WHAT IS ASKED: Pull each line holding the word "this" from the data.

LISTING:
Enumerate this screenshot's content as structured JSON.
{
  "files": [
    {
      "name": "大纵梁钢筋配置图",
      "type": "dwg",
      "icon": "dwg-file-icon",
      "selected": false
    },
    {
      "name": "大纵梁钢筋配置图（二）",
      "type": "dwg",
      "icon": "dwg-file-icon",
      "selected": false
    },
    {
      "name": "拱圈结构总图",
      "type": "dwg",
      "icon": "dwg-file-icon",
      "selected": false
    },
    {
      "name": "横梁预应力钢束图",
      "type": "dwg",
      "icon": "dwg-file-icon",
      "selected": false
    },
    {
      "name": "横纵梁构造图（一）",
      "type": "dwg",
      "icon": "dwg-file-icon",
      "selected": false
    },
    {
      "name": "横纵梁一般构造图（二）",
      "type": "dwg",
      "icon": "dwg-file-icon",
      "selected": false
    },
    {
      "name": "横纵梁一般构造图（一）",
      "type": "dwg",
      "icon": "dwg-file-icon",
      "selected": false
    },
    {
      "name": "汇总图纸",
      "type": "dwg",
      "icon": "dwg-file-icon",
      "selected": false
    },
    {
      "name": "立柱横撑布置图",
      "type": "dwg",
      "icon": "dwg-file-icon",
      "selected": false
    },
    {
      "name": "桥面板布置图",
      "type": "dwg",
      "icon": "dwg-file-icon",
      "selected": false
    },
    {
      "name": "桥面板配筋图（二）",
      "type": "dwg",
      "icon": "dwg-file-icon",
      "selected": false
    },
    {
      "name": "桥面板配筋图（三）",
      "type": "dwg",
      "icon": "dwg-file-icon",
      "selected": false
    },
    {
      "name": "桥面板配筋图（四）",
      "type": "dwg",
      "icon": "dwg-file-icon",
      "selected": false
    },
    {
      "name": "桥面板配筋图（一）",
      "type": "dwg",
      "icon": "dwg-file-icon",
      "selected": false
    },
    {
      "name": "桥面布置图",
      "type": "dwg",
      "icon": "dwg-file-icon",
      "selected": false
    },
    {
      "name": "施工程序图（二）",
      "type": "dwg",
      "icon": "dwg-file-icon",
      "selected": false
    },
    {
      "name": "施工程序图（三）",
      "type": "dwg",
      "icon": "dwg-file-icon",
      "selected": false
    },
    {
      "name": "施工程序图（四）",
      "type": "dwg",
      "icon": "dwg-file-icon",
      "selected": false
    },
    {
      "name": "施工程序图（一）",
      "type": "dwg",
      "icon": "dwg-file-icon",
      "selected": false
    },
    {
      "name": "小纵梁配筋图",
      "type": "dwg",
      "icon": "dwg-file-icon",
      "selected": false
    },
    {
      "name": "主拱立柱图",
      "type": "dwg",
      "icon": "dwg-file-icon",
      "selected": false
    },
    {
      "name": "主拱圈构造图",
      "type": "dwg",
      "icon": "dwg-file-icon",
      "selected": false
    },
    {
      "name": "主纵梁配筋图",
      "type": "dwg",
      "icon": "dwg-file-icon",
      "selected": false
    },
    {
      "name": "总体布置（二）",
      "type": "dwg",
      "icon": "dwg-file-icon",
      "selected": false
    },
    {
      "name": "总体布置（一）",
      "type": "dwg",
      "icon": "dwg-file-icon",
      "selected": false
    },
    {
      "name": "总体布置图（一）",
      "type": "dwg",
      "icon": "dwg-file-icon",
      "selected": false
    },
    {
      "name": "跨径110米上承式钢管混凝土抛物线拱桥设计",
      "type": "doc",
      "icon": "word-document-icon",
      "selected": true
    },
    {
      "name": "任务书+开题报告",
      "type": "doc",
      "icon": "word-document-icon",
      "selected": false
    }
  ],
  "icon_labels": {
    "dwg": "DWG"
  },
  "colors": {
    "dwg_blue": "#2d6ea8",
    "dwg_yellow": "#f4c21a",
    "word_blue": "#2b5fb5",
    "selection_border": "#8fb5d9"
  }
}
* * *
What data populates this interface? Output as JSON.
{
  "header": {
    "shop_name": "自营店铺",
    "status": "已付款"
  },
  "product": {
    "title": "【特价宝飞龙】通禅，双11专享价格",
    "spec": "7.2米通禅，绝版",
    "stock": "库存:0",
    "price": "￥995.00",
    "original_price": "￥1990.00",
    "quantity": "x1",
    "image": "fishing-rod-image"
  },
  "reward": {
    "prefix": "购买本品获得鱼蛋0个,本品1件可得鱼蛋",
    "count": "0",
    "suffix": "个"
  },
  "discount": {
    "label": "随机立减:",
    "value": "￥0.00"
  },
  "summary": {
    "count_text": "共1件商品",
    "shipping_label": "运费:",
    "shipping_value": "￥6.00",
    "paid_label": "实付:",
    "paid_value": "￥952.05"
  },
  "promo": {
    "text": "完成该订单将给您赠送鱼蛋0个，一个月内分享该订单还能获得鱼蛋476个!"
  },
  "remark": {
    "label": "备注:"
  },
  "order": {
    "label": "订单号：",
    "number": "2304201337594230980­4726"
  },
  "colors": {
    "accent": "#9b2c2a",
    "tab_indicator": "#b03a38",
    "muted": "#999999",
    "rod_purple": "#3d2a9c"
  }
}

TASK OUTPUT:
Enumerate this screenshot's content as structured JSON.
What data populates this interface? Output as JSON.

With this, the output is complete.